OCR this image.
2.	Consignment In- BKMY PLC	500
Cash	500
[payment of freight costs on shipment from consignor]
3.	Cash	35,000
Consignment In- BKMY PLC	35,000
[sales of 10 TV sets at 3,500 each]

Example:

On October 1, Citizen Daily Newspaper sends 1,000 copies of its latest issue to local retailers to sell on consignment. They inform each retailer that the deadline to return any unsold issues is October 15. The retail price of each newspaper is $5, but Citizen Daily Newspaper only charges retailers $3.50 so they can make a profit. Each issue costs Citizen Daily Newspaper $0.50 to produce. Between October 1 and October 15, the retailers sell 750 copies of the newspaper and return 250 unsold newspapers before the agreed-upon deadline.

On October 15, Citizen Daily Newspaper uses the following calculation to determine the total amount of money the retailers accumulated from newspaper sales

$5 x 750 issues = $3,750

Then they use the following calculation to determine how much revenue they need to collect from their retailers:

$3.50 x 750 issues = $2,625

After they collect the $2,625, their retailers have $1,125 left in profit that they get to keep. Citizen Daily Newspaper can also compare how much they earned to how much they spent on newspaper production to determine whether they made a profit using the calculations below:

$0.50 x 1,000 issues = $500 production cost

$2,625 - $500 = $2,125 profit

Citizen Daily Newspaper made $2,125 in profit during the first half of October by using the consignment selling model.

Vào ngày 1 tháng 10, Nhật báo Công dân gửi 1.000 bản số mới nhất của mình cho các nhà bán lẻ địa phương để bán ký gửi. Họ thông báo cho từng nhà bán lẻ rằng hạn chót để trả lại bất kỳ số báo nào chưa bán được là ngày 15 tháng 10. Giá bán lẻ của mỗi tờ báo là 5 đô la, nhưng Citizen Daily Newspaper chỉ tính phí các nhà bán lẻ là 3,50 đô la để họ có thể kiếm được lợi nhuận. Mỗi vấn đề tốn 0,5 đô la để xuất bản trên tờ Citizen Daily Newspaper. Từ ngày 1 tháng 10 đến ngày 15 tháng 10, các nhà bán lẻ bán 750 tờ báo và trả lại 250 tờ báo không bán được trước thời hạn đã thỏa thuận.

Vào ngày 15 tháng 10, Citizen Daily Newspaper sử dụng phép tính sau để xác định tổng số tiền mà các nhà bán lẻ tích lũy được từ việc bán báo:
________________________
Work to do: Faithfully transcribe the whole of the data.

Output of the exercise:
OCR this image.
2.	Consignment In- BKMY PLC	500
Cash	500
[payment of freight costs on shipment from consignor]
3.	Cash	35,000
Consignment In- BKMY PLC	35,000
[sales of 10 TV sets at 3,500 each]

Example:

On October 1, Citizen Daily Newspaper sends 1,000 copies of its latest issue to local retailers to sell on consignment. They inform each retailer that the deadline to return any unsold issues is October 15. The retail price of each newspaper is $5, but Citizen Daily Newspaper only charges retailers $3.50 so they can make a profit. Each issue costs Citizen Daily Newspaper $0.50 to produce. Between October 1 and October 15, the retailers sell 750 copies of the newspaper and return 250 unsold newspapers before the agreed-upon deadline.

On October 15, Citizen Daily Newspaper uses the following calculation to determine the total amount of money the retailers accumulated from newspaper sales

$5 x 750 issues = $3,750

Then they use the following calculation to determine how much revenue they need to collect from their retailers:

$3.50 x 750 issues = $2,625

After they collect the $2,625, their retailers have $1,125 left in profit that they get to keep. Citizen Daily Newspaper can also compare how much they earned to how much they spent on newspaper production to determine whether they made a profit using the calculations below:

$0.50 x 1,000 issues = $500 production cost

$2,625 - $500 = $2,125 profit

Citizen Daily Newspaper made $2,125 in profit during the first half of October by using the consignment selling model.

Vào ngày 1 tháng 10, Nhật báo Công dân gửi 1.000 bản số mới nhất của mình cho các nhà bán lẻ địa phương để bán ký gửi. Họ thông báo cho từng nhà bán lẻ rằng hạn chót để trả lại bất kỳ số báo nào chưa bán được là ngày 15 tháng 10. Giá bán lẻ của mỗi tờ báo là 5 đô la, nhưng Citizen Daily Newspaper chỉ tính phí các nhà bán lẻ là 3,50 đô la để họ có thể kiếm được lợi nhuận. Mỗi vấn đề tốn 0,5 đô la để xuất bản trên tờ Citizen Daily Newspaper. Từ ngày 1 tháng 10 đến ngày 15 tháng 10, các nhà bán lẻ bán 750 tờ báo và trả lại 250 tờ báo không bán được trước thời hạn đã thỏa thuận.

Vào ngày 15 tháng 10, Citizen Daily Newspaper sử dụng phép tính sau để xác định tổng số tiền mà các nhà bán lẻ tích lũy được từ việc bán báo:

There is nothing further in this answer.